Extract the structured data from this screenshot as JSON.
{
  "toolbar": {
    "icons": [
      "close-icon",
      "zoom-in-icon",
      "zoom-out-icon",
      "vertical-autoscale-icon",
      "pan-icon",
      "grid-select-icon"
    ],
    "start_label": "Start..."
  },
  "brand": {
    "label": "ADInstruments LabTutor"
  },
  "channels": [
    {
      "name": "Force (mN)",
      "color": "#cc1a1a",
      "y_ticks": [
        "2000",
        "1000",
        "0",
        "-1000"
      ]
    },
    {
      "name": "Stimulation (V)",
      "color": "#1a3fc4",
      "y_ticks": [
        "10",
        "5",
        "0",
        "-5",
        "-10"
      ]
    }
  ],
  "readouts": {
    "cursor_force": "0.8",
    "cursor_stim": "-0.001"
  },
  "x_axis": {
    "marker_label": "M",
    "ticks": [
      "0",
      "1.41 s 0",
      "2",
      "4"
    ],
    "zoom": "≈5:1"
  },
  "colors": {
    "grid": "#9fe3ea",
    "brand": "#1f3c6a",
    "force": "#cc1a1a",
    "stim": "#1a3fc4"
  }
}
================================
Work to complete:
Transcribe every line of the data, exactly as it stands.

Output:
Extract the structured data from this screenshot as JSON.
{
  "toolbar": {
    "icons": [
      "close-icon",
      "zoom-in-icon",
      "zoom-out-icon",
      "vertical-autoscale-icon",
      "pan-icon",
      "grid-select-icon"
    ],
    "start_label": "Start..."
  },
  "brand": {
    "label": "ADInstruments LabTutor"
  },
  "channels": [
    {
      "name": "Force (mN)",
      "color": "#cc1a1a",
      "y_ticks": [
        "2000",
        "1000",
        "0",
        "-1000"
      ]
    },
    {
      "name": "Stimulation (V)",
      "color": "#1a3fc4",
      "y_ticks": [
        "10",
        "5",
        "0",
        "-5",
        "-10"
      ]
    }
  ],
  "readouts": {
    "cursor_force": "0.8",
    "cursor_stim": "-0.001"
  },
  "x_axis": {
    "marker_label": "M",
    "ticks": [
      "0",
      "1.41 s 0",
      "2",
      "4"
    ],
    "zoom": "≈5:1"
  },
  "colors": {
    "grid": "#9fe3ea",
    "brand": "#1f3c6a",
    "force": "#cc1a1a",
    "stim": "#1a3fc4"
  }
}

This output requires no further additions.